_Work required_
Transcribe the records below exactly as they appear.

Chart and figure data
........

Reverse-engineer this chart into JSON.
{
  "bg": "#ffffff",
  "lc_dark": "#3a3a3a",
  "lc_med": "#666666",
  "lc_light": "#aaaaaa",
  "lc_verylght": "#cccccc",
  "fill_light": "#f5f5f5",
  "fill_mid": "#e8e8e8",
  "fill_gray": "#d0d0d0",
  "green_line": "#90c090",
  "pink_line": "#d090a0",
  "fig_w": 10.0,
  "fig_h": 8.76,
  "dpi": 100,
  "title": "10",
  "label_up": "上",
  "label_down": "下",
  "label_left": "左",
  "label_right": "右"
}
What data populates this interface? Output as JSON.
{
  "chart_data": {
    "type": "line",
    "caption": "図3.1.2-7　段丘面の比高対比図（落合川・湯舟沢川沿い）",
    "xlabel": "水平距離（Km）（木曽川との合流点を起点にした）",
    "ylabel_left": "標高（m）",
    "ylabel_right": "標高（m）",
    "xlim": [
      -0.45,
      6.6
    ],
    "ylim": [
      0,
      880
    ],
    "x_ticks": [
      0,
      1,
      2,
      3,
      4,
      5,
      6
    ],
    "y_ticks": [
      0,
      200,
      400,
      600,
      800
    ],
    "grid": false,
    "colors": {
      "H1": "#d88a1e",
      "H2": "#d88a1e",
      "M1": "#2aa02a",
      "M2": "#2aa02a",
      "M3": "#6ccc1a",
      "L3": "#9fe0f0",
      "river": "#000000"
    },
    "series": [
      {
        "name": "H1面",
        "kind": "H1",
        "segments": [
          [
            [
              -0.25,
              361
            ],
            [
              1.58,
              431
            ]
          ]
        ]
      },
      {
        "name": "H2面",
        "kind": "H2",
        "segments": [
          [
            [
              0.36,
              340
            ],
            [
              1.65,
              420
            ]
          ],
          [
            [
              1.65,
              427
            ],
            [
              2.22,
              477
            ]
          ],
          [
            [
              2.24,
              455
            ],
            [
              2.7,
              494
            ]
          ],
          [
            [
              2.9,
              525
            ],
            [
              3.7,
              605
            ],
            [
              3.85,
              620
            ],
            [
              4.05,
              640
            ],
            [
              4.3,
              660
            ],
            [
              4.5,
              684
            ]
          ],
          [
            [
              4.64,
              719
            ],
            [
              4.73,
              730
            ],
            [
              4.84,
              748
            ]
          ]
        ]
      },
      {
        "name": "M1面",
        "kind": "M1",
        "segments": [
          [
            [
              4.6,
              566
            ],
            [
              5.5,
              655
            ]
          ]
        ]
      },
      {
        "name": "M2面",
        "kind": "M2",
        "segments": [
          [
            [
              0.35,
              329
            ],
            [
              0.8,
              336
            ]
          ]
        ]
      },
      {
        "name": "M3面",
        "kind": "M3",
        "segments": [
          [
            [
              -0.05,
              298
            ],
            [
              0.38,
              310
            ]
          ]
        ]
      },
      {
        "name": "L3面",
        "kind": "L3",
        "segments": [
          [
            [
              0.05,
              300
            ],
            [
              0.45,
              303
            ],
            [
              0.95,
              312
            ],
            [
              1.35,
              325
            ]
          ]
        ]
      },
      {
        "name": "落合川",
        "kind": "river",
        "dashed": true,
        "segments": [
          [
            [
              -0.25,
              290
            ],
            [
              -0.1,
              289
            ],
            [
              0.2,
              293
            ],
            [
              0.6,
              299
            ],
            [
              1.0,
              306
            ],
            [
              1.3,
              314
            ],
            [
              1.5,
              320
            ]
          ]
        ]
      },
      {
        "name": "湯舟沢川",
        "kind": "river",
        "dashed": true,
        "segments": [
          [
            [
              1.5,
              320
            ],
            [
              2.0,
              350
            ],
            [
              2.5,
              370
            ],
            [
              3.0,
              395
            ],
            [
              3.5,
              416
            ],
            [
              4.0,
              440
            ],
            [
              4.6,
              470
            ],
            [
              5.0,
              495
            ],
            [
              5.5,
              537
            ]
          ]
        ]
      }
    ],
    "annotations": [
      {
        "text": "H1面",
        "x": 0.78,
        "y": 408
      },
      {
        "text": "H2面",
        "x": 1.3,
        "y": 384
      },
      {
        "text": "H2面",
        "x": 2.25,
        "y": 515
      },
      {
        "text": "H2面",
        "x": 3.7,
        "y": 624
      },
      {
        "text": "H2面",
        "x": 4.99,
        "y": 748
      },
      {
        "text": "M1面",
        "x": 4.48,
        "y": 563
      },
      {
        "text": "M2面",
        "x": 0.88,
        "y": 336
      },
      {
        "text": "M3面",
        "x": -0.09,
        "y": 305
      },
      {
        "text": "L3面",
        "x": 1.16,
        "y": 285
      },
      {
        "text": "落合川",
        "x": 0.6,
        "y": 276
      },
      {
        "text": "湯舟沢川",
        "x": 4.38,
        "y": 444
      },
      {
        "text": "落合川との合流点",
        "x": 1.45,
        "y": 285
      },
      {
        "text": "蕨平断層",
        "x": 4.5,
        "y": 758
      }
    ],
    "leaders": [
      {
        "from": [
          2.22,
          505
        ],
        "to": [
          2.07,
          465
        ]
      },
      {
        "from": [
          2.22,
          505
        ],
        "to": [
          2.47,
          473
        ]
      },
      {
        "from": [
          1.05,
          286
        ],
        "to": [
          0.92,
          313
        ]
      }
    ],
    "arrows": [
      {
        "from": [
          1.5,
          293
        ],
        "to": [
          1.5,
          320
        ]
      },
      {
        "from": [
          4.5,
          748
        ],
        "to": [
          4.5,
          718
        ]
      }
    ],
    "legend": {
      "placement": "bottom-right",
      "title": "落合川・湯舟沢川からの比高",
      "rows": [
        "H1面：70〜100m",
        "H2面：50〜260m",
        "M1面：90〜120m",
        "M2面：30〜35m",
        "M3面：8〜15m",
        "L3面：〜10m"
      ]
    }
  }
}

........

_Final result_
Reverse-engineer this chart into JSON.
{
  "bg": "#ffffff",
  "lc_dark": "#3a3a3a",
  "lc_med": "#666666",
  "lc_light": "#aaaaaa",
  "lc_verylght": "#cccccc",
  "fill_light": "#f5f5f5",
  "fill_mid": "#e8e8e8",
  "fill_gray": "#d0d0d0",
  "green_line": "#90c090",
  "pink_line": "#d090a0",
  "fig_w": 10.0,
  "fig_h": 8.76,
  "dpi": 100,
  "title": "10",
  "label_up": "上",
  "label_down": "下",
  "label_left": "左",
  "label_right": "右"
}
What data populates this interface? Output as JSON.
{
  "chart_data": {
    "type": "line",
    "caption": "図3.1.2-7　段丘面の比高対比図（落合川・湯舟沢川沿い）",
    "xlabel": "水平距離（Km）（木曽川との合流点を起点にした）",
    "ylabel_left": "標高（m）",
    "ylabel_right": "標高（m）",
    "xlim": [
      -0.45,
      6.6
    ],
    "ylim": [
      0,
      880
    ],
    "x_ticks": [
      0,
      1,
      2,
      3,
      4,
      5,
      6
    ],
    "y_ticks": [
      0,
      200,
      400,
      600,
      800
    ],
    "grid": false,
    "colors": {
      "H1": "#d88a1e",
      "H2": "#d88a1e",
      "M1": "#2aa02a",
      "M2": "#2aa02a",
      "M3": "#6ccc1a",
      "L3": "#9fe0f0",
      "river": "#000000"
    },
    "series": [
      {
        "name": "H1面",
        "kind": "H1",
        "segments": [
          [
            [
              -0.25,
              361
            ],
            [
              1.58,
              431
            ]
          ]
        ]
      },
      {
        "name": "H2面",
        "kind": "H2",
        "segments": [
          [
            [
              0.36,
              340
            ],
            [
              1.65,
              420
            ]
          ],
          [
            [
              1.65,
              427
            ],
            [
              2.22,
              477
            ]
          ],
          [
            [
              2.24,
              455
            ],
            [
              2.7,
              494
            ]
          ],
          [
            [
              2.9,
              525
            ],
            [
              3.7,
              605
            ],
            [
              3.85,
              620
            ],
            [
              4.05,
              640
            ],
            [
              4.3,
              660
            ],
            [
              4.5,
              684
            ]
          ],
          [
            [
              4.64,
              719
            ],
            [
              4.73,
              730
            ],
            [
              4.84,
              748
            ]
          ]
        ]
      },
      {
        "name": "M1面",
        "kind": "M1",
        "segments": [
          [
            [
              4.6,
              566
            ],
            [
              5.5,
              655
            ]
          ]
        ]
      },
      {
        "name": "M2面",
        "kind": "M2",
        "segments": [
          [
            [
              0.35,
              329
            ],
            [
              0.8,
              336
            ]
          ]
        ]
      },
      {
        "name": "M3面",
        "kind": "M3",
        "segments": [
          [
            [
              -0.05,
              298
            ],
            [
              0.38,
              310
            ]
          ]
        ]
      },
      {
        "name": "L3面",
        "kind": "L3",
        "segments": [
          [
            [
              0.05,
              300
            ],
            [
              0.45,
              303
            ],
            [
              0.95,
              312
            ],
            [
              1.35,
              325
            ]
          ]
        ]
      },
      {
        "name": "落合川",
        "kind": "river",
        "dashed": true,
        "segments": [
          [
            [
              -0.25,
              290
            ],
            [
              -0.1,
              289
            ],
            [
              0.2,
              293
            ],
            [
              0.6,
              299
            ],
            [
              1.0,
              306
            ],
            [
              1.3,
              314
            ],
            [
              1.5,
              320
            ]
          ]
        ]
      },
      {
        "name": "湯舟沢川",
        "kind": "river",
        "dashed": true,
        "segments": [
          [
            [
              1.5,
              320
            ],
            [
              2.0,
              350
            ],
            [
              2.5,
              370
            ],
            [
              3.0,
              395
            ],
            [
              3.5,
              416
            ],
            [
              4.0,
              440
            ],
            [
              4.6,
              470
            ],
            [
              5.0,
              495
            ],
            [
              5.5,
              537
            ]
          ]
        ]
      }
    ],
    "annotations": [
      {
        "text": "H1面",
        "x": 0.78,
        "y": 408
      },
      {
        "text": "H2面",
        "x": 1.3,
        "y": 384
      },
      {
        "text": "H2面",
        "x": 2.25,
        "y": 515
      },
      {
        "text": "H2面",
        "x": 3.7,
        "y": 624
      },
      {
        "text": "H2面",
        "x": 4.99,
        "y": 748
      },
      {
        "text": "M1面",
        "x": 4.48,
        "y": 563
      },
      {
        "text": "M2面",
        "x": 0.88,
        "y": 336
      },
      {
        "text": "M3面",
        "x": -0.09,
        "y": 305
      },
      {
        "text": "L3面",
        "x": 1.16,
        "y": 285
      },
      {
        "text": "落合川",
        "x": 0.6,
        "y": 276
      },
      {
        "text": "湯舟沢川",
        "x": 4.38,
        "y": 444
      },
      {
        "text": "落合川との合流点",
        "x": 1.45,
        "y": 285
      },
      {
        "text": "蕨平断層",
        "x": 4.5,
        "y": 758
      }
    ],
    "leaders": [
      {
        "from": [
          2.22,
          505
        ],
        "to": [
          2.07,
          465
        ]
      },
      {
        "from": [
          2.22,
          505
        ],
        "to": [
          2.47,
          473
        ]
      },
      {
        "from": [
          1.05,
          286
        ],
        "to": [
          0.92,
          313
        ]
      }
    ],
    "arrows": [
      {
        "from": [
          1.5,
          293
        ],
        "to": [
          1.5,
          320
        ]
      },
      {
        "from": [
          4.5,
          748
        ],
        "to": [
          4.5,
          718
        ]
      }
    ],
    "legend": {
      "placement": "bottom-right",
      "title": "落合川・湯舟沢川からの比高",
      "rows": [
        "H1面：70〜100m",
        "H2面：50〜260m",
        "M1面：90〜120m",
        "M2面：30〜35m",
        "M3面：8〜15m",
        "L3面：〜10m"
      ]
    }
  }
}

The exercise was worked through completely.